→ What you need to do
Write out all lines holding the word "часто".

→ Exercise materials
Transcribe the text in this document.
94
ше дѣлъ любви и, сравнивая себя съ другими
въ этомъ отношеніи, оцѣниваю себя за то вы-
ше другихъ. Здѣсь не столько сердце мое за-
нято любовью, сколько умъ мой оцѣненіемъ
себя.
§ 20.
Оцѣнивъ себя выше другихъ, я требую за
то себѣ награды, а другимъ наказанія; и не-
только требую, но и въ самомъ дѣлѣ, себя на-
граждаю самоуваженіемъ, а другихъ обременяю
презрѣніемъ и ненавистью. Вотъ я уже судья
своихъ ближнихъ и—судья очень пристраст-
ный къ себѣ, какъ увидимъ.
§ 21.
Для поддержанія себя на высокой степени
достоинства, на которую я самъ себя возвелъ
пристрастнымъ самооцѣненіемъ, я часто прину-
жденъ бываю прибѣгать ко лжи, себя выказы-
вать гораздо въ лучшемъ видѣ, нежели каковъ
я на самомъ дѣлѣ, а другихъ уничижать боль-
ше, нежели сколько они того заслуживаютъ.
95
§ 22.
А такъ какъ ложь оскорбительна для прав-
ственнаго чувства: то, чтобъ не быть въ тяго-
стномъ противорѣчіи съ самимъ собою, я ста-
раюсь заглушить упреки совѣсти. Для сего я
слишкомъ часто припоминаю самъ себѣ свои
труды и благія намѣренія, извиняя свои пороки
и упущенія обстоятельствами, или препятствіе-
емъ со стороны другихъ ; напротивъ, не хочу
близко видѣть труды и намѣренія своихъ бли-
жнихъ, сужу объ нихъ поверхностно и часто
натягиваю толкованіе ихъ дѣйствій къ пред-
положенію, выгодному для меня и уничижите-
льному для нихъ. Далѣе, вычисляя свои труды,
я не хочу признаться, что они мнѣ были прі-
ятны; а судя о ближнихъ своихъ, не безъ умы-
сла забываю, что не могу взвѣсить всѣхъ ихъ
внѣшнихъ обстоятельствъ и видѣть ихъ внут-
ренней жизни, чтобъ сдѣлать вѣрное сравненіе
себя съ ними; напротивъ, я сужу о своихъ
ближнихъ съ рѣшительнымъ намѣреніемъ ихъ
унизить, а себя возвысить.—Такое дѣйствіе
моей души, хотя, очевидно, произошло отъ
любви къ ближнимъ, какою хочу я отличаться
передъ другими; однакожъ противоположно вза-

→ Response to the exercise
пристрастнымъ самооцѣненіемъ, я часто прину-
слишкомъ часто припоминаю самъ себѣ свои
жнихъ, сужу объ нихъ поверхностно и часто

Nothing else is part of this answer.